— begin Data extract —
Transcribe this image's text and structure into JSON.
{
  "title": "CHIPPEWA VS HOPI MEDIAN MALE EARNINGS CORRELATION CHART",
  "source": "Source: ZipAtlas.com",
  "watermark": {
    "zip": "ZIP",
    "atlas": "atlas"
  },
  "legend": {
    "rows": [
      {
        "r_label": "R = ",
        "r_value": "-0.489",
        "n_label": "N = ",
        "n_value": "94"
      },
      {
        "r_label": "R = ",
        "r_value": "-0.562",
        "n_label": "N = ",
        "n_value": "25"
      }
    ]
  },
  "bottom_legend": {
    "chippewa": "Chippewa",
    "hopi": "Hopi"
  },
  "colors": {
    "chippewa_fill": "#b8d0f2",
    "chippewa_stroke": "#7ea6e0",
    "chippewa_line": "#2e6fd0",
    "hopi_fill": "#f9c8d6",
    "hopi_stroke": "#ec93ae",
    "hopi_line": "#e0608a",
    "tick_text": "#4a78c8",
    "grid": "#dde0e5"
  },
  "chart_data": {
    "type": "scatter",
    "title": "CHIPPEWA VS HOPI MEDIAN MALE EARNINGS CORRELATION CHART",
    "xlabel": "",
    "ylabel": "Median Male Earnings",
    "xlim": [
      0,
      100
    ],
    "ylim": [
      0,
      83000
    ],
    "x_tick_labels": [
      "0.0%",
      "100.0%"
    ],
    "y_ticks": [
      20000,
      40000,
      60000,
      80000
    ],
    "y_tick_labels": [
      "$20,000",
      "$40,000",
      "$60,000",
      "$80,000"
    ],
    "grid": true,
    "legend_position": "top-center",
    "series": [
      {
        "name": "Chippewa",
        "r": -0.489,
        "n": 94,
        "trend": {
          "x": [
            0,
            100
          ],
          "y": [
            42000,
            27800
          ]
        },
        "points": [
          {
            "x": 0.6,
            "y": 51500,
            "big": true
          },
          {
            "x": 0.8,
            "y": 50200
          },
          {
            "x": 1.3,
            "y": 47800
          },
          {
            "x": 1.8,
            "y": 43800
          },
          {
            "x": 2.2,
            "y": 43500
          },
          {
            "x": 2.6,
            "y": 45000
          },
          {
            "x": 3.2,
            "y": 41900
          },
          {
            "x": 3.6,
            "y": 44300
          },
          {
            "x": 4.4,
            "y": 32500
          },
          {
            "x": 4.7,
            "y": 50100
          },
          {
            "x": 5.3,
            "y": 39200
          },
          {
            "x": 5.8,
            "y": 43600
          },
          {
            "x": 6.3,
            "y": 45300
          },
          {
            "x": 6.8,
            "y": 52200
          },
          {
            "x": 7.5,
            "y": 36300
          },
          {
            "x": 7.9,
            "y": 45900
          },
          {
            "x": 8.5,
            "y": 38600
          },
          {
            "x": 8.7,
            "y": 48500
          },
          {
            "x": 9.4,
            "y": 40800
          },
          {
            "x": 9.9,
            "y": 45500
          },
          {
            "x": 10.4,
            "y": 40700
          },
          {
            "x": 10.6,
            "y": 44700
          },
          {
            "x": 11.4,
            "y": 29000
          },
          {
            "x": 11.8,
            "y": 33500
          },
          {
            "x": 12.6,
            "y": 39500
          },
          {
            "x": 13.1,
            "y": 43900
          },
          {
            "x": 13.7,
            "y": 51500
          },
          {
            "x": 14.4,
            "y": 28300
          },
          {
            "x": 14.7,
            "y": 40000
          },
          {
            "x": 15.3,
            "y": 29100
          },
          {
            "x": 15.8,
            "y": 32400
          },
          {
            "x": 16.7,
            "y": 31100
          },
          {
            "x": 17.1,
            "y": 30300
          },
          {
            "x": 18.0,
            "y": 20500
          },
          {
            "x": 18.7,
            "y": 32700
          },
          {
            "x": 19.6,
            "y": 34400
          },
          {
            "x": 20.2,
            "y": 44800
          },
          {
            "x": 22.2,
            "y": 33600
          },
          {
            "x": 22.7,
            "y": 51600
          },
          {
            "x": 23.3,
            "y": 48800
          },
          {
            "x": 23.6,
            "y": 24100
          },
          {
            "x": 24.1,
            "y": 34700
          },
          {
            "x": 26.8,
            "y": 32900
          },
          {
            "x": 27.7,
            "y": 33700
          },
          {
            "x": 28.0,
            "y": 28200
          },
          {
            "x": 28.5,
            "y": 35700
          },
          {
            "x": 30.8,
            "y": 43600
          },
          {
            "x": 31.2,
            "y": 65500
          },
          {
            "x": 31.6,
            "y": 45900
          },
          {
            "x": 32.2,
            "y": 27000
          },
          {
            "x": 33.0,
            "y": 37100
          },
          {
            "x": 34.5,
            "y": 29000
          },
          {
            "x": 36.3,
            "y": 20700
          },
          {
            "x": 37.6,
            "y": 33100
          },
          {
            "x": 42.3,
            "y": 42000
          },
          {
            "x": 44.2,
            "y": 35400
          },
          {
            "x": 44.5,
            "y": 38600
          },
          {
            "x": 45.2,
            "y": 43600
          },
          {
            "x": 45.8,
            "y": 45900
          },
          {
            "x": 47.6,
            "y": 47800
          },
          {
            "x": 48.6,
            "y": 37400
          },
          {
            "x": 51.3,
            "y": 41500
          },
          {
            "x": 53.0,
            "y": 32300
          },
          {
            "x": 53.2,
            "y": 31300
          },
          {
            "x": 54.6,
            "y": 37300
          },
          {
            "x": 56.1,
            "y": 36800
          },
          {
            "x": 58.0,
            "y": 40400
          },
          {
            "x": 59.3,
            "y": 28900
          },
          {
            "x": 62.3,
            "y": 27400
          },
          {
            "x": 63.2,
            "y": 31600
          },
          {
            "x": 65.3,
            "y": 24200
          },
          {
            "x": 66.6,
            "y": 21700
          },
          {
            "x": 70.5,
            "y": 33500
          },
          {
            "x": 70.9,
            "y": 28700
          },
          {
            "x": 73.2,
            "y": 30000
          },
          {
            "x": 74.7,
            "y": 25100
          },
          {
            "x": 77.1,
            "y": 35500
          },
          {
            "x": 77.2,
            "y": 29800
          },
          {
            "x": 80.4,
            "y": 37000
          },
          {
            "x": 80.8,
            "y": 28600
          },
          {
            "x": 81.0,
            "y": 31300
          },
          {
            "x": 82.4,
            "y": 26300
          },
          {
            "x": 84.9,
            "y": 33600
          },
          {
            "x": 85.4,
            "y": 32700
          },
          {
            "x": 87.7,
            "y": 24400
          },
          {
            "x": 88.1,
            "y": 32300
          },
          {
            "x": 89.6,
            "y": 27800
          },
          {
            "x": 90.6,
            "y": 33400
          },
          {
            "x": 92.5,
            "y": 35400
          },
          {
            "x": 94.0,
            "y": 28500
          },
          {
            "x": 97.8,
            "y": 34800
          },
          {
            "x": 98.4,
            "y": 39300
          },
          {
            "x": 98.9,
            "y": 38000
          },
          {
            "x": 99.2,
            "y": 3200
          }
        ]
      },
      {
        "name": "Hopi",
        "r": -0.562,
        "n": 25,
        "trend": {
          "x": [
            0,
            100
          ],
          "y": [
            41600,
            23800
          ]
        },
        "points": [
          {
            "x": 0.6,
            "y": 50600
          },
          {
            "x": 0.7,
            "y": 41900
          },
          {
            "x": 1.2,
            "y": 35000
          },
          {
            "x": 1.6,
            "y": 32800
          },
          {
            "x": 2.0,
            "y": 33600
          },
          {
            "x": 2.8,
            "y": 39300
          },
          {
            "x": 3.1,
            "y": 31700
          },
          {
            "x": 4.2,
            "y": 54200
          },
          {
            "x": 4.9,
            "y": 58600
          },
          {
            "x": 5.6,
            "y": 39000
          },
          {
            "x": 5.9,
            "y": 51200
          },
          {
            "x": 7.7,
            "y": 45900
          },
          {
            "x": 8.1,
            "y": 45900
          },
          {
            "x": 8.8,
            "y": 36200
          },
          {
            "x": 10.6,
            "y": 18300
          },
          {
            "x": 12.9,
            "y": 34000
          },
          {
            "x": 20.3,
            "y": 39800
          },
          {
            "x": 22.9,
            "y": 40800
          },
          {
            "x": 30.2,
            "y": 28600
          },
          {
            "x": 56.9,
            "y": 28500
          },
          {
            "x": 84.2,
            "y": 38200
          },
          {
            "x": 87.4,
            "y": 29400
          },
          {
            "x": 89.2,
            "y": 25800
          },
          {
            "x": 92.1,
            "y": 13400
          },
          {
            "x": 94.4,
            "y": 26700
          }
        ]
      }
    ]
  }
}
— end Data extract —
■ **Task goal**:
Find each line holding the string "CORRELATION" and copy it out.

■ **Reply**:
  "title": "CHIPPEWA VS HOPI MEDIAN MALE EARNINGS CORRELATION CHART",
    "title": "CHIPPEWA VS HOPI MEDIAN MALE EARNINGS CORRELATION CHART",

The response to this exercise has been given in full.